◆ What is being asked
Reproduce the material exactly, omitting nothing.

◆ Given entries
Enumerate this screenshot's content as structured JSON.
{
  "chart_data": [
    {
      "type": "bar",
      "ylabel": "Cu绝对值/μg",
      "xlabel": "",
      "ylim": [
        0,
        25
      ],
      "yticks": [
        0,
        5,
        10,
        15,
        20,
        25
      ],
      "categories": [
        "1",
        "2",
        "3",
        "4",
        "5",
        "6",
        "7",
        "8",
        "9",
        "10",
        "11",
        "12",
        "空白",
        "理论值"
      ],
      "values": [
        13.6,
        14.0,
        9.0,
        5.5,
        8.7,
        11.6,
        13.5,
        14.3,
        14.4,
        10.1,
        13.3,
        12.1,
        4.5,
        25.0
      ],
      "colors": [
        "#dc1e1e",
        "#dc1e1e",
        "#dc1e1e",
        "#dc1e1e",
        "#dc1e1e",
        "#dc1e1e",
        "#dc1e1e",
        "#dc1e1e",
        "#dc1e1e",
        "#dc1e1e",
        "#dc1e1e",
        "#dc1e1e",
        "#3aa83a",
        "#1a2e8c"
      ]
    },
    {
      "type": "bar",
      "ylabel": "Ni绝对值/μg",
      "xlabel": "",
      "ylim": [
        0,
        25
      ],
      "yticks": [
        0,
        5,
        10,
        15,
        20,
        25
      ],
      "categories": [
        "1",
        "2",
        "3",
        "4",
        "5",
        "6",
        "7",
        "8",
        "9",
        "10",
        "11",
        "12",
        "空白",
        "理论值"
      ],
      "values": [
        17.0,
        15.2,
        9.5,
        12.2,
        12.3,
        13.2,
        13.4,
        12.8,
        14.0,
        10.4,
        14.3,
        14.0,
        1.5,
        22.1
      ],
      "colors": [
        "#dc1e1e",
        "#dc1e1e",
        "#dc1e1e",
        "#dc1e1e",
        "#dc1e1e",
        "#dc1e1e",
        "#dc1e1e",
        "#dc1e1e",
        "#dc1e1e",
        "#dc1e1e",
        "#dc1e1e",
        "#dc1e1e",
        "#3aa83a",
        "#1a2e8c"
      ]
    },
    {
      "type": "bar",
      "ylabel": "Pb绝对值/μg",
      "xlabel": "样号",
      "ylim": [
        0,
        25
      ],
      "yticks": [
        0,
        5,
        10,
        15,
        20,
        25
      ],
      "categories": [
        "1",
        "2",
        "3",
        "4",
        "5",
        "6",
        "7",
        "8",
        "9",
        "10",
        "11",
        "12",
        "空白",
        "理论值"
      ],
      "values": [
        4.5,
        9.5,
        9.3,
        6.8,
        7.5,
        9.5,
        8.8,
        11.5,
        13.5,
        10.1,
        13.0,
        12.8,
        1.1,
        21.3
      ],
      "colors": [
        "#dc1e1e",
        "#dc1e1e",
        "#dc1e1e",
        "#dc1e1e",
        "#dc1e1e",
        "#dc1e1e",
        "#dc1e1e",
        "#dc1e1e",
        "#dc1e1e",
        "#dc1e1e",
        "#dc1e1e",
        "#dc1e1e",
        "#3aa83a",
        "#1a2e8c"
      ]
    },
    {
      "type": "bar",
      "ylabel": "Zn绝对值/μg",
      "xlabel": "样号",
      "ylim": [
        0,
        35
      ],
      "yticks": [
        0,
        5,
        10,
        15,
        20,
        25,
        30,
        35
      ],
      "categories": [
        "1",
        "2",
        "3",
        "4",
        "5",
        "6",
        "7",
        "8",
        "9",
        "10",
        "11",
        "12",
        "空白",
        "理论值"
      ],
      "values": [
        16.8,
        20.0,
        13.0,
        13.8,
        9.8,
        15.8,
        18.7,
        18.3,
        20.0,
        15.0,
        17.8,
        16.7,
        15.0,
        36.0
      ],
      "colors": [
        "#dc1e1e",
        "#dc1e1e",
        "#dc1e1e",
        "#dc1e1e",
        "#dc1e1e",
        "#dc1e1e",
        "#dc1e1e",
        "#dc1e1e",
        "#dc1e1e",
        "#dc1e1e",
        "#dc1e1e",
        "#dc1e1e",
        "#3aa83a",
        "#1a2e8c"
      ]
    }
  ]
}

◆ The solution
Enumerate this screenshot's content as structured JSON.
{
  "chart_data": [
    {
      "type": "bar",
      "ylabel": "Cu绝对值/μg",
      "xlabel": "",
      "ylim": [
        0,
        25
      ],
      "yticks": [
        0,
        5,
        10,
        15,
        20,
        25
      ],
      "categories": [
        "1",
        "2",
        "3",
        "4",
        "5",
        "6",
        "7",
        "8",
        "9",
        "10",
        "11",
        "12",
        "空白",
        "理论值"
      ],
      "values": [
        13.6,
        14.0,
        9.0,
        5.5,
        8.7,
        11.6,
        13.5,
        14.3,
        14.4,
        10.1,
        13.3,
        12.1,
        4.5,
        25.0
      ],
      "colors": [
        "#dc1e1e",
        "#dc1e1e",
        "#dc1e1e",
        "#dc1e1e",
        "#dc1e1e",
        "#dc1e1e",
        "#dc1e1e",
        "#dc1e1e",
        "#dc1e1e",
        "#dc1e1e",
        "#dc1e1e",
        "#dc1e1e",
        "#3aa83a",
        "#1a2e8c"
      ]
    },
    {
      "type": "bar",
      "ylabel": "Ni绝对值/μg",
      "xlabel": "",
      "ylim": [
        0,
        25
      ],
      "yticks": [
        0,
        5,
        10,
        15,
        20,
        25
      ],
      "categories": [
        "1",
        "2",
        "3",
        "4",
        "5",
        "6",
        "7",
        "8",
        "9",
        "10",
        "11",
        "12",
        "空白",
        "理论值"
      ],
      "values": [
        17.0,
        15.2,
        9.5,
        12.2,
        12.3,
        13.2,
        13.4,
        12.8,
        14.0,
        10.4,
        14.3,
        14.0,
        1.5,
        22.1
      ],
      "colors": [
        "#dc1e1e",
        "#dc1e1e",
        "#dc1e1e",
        "#dc1e1e",
        "#dc1e1e",
        "#dc1e1e",
        "#dc1e1e",
        "#dc1e1e",
        "#dc1e1e",
        "#dc1e1e",
        "#dc1e1e",
        "#dc1e1e",
        "#3aa83a",
        "#1a2e8c"
      ]
    },
    {
      "type": "bar",
      "ylabel": "Pb绝对值/μg",
      "xlabel": "样号",
      "ylim": [
        0,
        25
      ],
      "yticks": [
        0,
        5,
        10,
        15,
        20,
        25
      ],
      "categories": [
        "1",
        "2",
        "3",
        "4",
        "5",
        "6",
        "7",
        "8",
        "9",
        "10",
        "11",
        "12",
        "空白",
        "理论值"
      ],
      "values": [
        4.5,
        9.5,
        9.3,
        6.8,
        7.5,
        9.5,
        8.8,
        11.5,
        13.5,
        10.1,
        13.0,
        12.8,
        1.1,
        21.3
      ],
      "colors": [
        "#dc1e1e",
        "#dc1e1e",
        "#dc1e1e",
        "#dc1e1e",
        "#dc1e1e",
        "#dc1e1e",
        "#dc1e1e",
        "#dc1e1e",
        "#dc1e1e",
        "#dc1e1e",
        "#dc1e1e",
        "#dc1e1e",
        "#3aa83a",
        "#1a2e8c"
      ]
    },
    {
      "type": "bar",
      "ylabel": "Zn绝对值/μg",
      "xlabel": "样号",
      "ylim": [
        0,
        35
      ],
      "yticks": [
        0,
        5,
        10,
        15,
        20,
        25,
        30,
        35
      ],
      "categories": [
        "1",
        "2",
        "3",
        "4",
        "5",
        "6",
        "7",
        "8",
        "9",
        "10",
        "11",
        "12",
        "空白",
        "理论值"
      ],
      "values": [
        16.8,
        20.0,
        13.0,
        13.8,
        9.8,
        15.8,
        18.7,
        18.3,
        20.0,
        15.0,
        17.8,
        16.7,
        15.0,
        36.0
      ],
      "colors": [
        "#dc1e1e",
        "#dc1e1e",
        "#dc1e1e",
        "#dc1e1e",
        "#dc1e1e",
        "#dc1e1e",
        "#dc1e1e",
        "#dc1e1e",
        "#dc1e1e",
        "#dc1e1e",
        "#dc1e1e",
        "#dc1e1e",
        "#3aa83a",
        "#1a2e8c"
      ]
    }
  ]
}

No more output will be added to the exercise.